(TASK BRIEF):
Give back the full listing, character for character, with no pictures.

Entries taken from a collection:
__________________________________________________

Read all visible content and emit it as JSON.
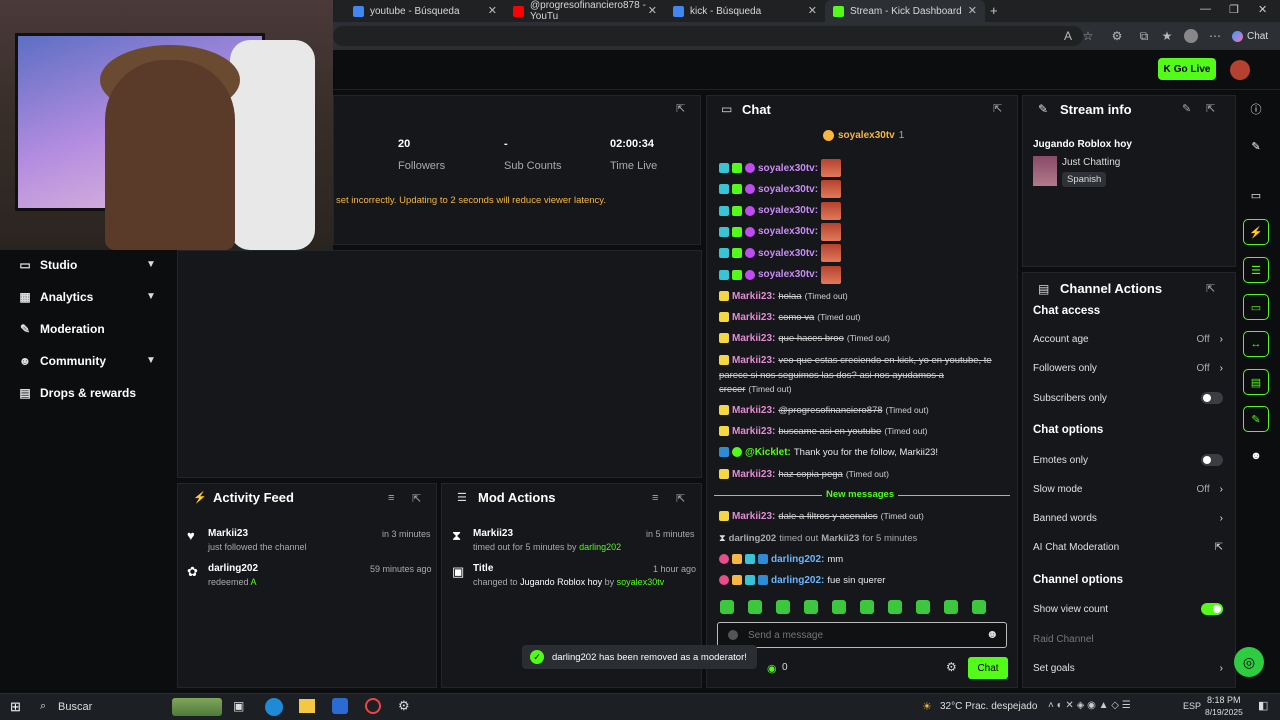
{
  "browser": {
    "tabs": [
      {
        "label": "youtube - Búsqueda",
        "active": false
      },
      {
        "label": "@progresofinanciero878 - YouTu",
        "active": false
      },
      {
        "label": "kick - Búsqueda",
        "active": false
      },
      {
        "label": "Stream - Kick Dashboard",
        "active": true
      }
    ],
    "chat_button": "Chat",
    "accent": "#53fc18"
  },
  "topbar": {
    "go_live": "Go Live"
  },
  "stats": [
    {
      "value": "20",
      "label": "Followers"
    },
    {
      "value": "-",
      "label": "Sub Counts"
    },
    {
      "value": "02:00:34",
      "label": "Time Live"
    }
  ],
  "latency_warning": "set incorrectly. Updating to 2 seconds will reduce viewer latency.",
  "sidebar": {
    "items": [
      {
        "label": "Studio",
        "icon": "studio-icon",
        "chevron": true
      },
      {
        "label": "Analytics",
        "icon": "analytics-icon",
        "chevron": true
      },
      {
        "label": "Moderation",
        "icon": "moderation-icon",
        "chevron": false
      },
      {
        "label": "Community",
        "icon": "community-icon",
        "chevron": true
      },
      {
        "label": "Drops & rewards",
        "icon": "drops-icon",
        "chevron": false
      }
    ]
  },
  "activity_feed": {
    "title": "Activity Feed",
    "items": [
      {
        "name": "Markii23",
        "detail": "just followed the channel",
        "time": "in 3 minutes"
      },
      {
        "name": "darling202",
        "detail": "redeemed",
        "reward": "A",
        "time": "59 minutes ago"
      }
    ]
  },
  "mod_actions": {
    "title": "Mod Actions",
    "items": [
      {
        "name": "Markii23",
        "detail": "timed out for 5 minutes by",
        "actor": "darling202",
        "time": "in 5 minutes"
      },
      {
        "name": "Title",
        "detail": "changed to",
        "value": "Jugando Roblox hoy",
        "by": "by",
        "actor": "soyalex30tv",
        "time": "1 hour ago"
      }
    ]
  },
  "chat": {
    "title": "Chat",
    "pinned_user": "soyalex30tv",
    "pinned_count": "1",
    "soyalex_user": "soyalex30tv:",
    "soyalex_count": 6,
    "messages": [
      {
        "user": "Markii23:",
        "text": "holaa",
        "timed_out": "(Timed out)"
      },
      {
        "user": "Markii23:",
        "text": "como va",
        "timed_out": "(Timed out)"
      },
      {
        "user": "Markii23:",
        "text": "que haces broo",
        "timed_out": "(Timed out)"
      },
      {
        "user": "Markii23:",
        "text": "veo que estas creciendo en kick, yo en youtube, te",
        "text2": "parece si nos seguimos las dos? asi nos ayudamos a",
        "text3": "crecer",
        "timed_out": "(Timed out)"
      },
      {
        "user": "Markii23:",
        "text": "@progresofinanciero878",
        "timed_out": "(Timed out)"
      },
      {
        "user": "Markii23:",
        "text": "buscame asi en youtube",
        "timed_out": "(Timed out)"
      },
      {
        "user": "@Kicklet:",
        "text": "Thank you for the follow, Markii23!"
      },
      {
        "user": "Markii23:",
        "text": "haz copia pega",
        "timed_out": "(Timed out)"
      }
    ],
    "new_messages": "New messages",
    "after": [
      {
        "user": "Markii23:",
        "text": "dale a filtros y acenales",
        "timed_out": "(Timed out)"
      },
      {
        "system": "darling202 timed out Markii23 for 5 minutes",
        "user": "darling202",
        "mid": "timed out",
        "target": "Markii23",
        "end": "for 5 minutes"
      },
      {
        "user": "darling202:",
        "text": "mm"
      },
      {
        "user": "darling202:",
        "text": "fue sin querer"
      }
    ],
    "placeholder": "Send a message",
    "points": "0",
    "send": "Chat"
  },
  "toast": "darling202 has been removed as a moderator!",
  "stream_info": {
    "title": "Stream info",
    "stream_title": "Jugando Roblox hoy",
    "category": "Just Chatting",
    "language": "Spanish"
  },
  "channel_actions": {
    "title": "Channel Actions",
    "partial_top": "Chat access",
    "rows1": [
      {
        "label": "Account age",
        "value": "Off",
        "type": "chevron"
      },
      {
        "label": "Followers only",
        "value": "Off",
        "type": "chevron"
      },
      {
        "label": "Subscribers only",
        "type": "toggle",
        "on": false
      }
    ],
    "chat_options": "Chat options",
    "rows2": [
      {
        "label": "Emotes only",
        "type": "toggle",
        "on": false
      },
      {
        "label": "Slow mode",
        "value": "Off",
        "type": "chevron"
      },
      {
        "label": "Banned words",
        "type": "chevron"
      },
      {
        "label": "AI Chat Moderation",
        "type": "external"
      }
    ],
    "channel_options": "Channel options",
    "rows3": [
      {
        "label": "Show view count",
        "type": "toggle",
        "on": true
      },
      {
        "label": "Raid Channel",
        "type": "disabled"
      },
      {
        "label": "Set goals",
        "type": "chevron"
      }
    ]
  },
  "taskbar": {
    "search": "Buscar",
    "weather": "32°C  Prac. despejado",
    "lang": "ESP",
    "time": "8:18 PM",
    "date": "8/19/2025"
  }
}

__________________________________________________

(SOLUTION TO THIS PROBLEM):
Read all visible content and emit it as JSON.
{
  "browser": {
    "tabs": [
      {
        "label": "youtube - Búsqueda",
        "active": false
      },
      {
        "label": "@progresofinanciero878 - YouTu",
        "active": false
      },
      {
        "label": "kick - Búsqueda",
        "active": false
      },
      {
        "label": "Stream - Kick Dashboard",
        "active": true
      }
    ],
    "chat_button": "Chat",
    "accent": "#53fc18"
  },
  "topbar": {
    "go_live": "Go Live"
  },
  "stats": [
    {
      "value": "20",
      "label": "Followers"
    },
    {
      "value": "-",
      "label": "Sub Counts"
    },
    {
      "value": "02:00:34",
      "label": "Time Live"
    }
  ],
  "latency_warning": "set incorrectly. Updating to 2 seconds will reduce viewer latency.",
  "sidebar": {
    "items": [
      {
        "label": "Studio",
        "icon": "studio-icon",
        "chevron": true
      },
      {
        "label": "Analytics",
        "icon": "analytics-icon",
        "chevron": true
      },
      {
        "label": "Moderation",
        "icon": "moderation-icon",
        "chevron": false
      },
      {
        "label": "Community",
        "icon": "community-icon",
        "chevron": true
      },
      {
        "label": "Drops & rewards",
        "icon": "drops-icon",
        "chevron": false
      }
    ]
  },
  "activity_feed": {
    "title": "Activity Feed",
    "items": [
      {
        "name": "Markii23",
        "detail": "just followed the channel",
        "time": "in 3 minutes"
      },
      {
        "name": "darling202",
        "detail": "redeemed",
        "reward": "A",
        "time": "59 minutes ago"
      }
    ]
  },
  "mod_actions": {
    "title": "Mod Actions",
    "items": [
      {
        "name": "Markii23",
        "detail": "timed out for 5 minutes by",
        "actor": "darling202",
        "time": "in 5 minutes"
      },
      {
        "name": "Title",
        "detail": "changed to",
        "value": "Jugando Roblox hoy",
        "by": "by",
        "actor": "soyalex30tv",
        "time": "1 hour ago"
      }
    ]
  },
  "chat": {
    "title": "Chat",
    "pinned_user": "soyalex30tv",
    "pinned_count": "1",
    "soyalex_user": "soyalex30tv:",
    "soyalex_count": 6,
    "messages": [
      {
        "user": "Markii23:",
        "text": "holaa",
        "timed_out": "(Timed out)"
      },
      {
        "user": "Markii23:",
        "text": "como va",
        "timed_out": "(Timed out)"
      },
      {
        "user": "Markii23:",
        "text": "que haces broo",
        "timed_out": "(Timed out)"
      },
      {
        "user": "Markii23:",
        "text": "veo que estas creciendo en kick, yo en youtube, te",
        "text2": "parece si nos seguimos las dos? asi nos ayudamos a",
        "text3": "crecer",
        "timed_out": "(Timed out)"
      },
      {
        "user": "Markii23:",
        "text": "@progresofinanciero878",
        "timed_out": "(Timed out)"
      },
      {
        "user": "Markii23:",
        "text": "buscame asi en youtube",
        "timed_out": "(Timed out)"
      },
      {
        "user": "@Kicklet:",
        "text": "Thank you for the follow, Markii23!"
      },
      {
        "user": "Markii23:",
        "text": "haz copia pega",
        "timed_out": "(Timed out)"
      }
    ],
    "new_messages": "New messages",
    "after": [
      {
        "user": "Markii23:",
        "text": "dale a filtros y acenales",
        "timed_out": "(Timed out)"
      },
      {
        "system": "darling202 timed out Markii23 for 5 minutes",
        "user": "darling202",
        "mid": "timed out",
        "target": "Markii23",
        "end": "for 5 minutes"
      },
      {
        "user": "darling202:",
        "text": "mm"
      },
      {
        "user": "darling202:",
        "text": "fue sin querer"
      }
    ],
    "placeholder": "Send a message",
    "points": "0",
    "send": "Chat"
  },
  "toast": "darling202 has been removed as a moderator!",
  "stream_info": {
    "title": "Stream info",
    "stream_title": "Jugando Roblox hoy",
    "category": "Just Chatting",
    "language": "Spanish"
  },
  "channel_actions": {
    "title": "Channel Actions",
    "partial_top": "Chat access",
    "rows1": [
      {
        "label": "Account age",
        "value": "Off",
        "type": "chevron"
      },
      {
        "label": "Followers only",
        "value": "Off",
        "type": "chevron"
      },
      {
        "label": "Subscribers only",
        "type": "toggle",
        "on": false
      }
    ],
    "chat_options": "Chat options",
    "rows2": [
      {
        "label": "Emotes only",
        "type": "toggle",
        "on": false
      },
      {
        "label": "Slow mode",
        "value": "Off",
        "type": "chevron"
      },
      {
        "label": "Banned words",
        "type": "chevron"
      },
      {
        "label": "AI Chat Moderation",
        "type": "external"
      }
    ],
    "channel_options": "Channel options",
    "rows3": [
      {
        "label": "Show view count",
        "type": "toggle",
        "on": true
      },
      {
        "label": "Raid Channel",
        "type": "disabled"
      },
      {
        "label": "Set goals",
        "type": "chevron"
      }
    ]
  },
  "taskbar": {
    "search": "Buscar",
    "weather": "32°C  Prac. despejado",
    "lang": "ESP",
    "time": "8:18 PM",
    "date": "8/19/2025"
  }
}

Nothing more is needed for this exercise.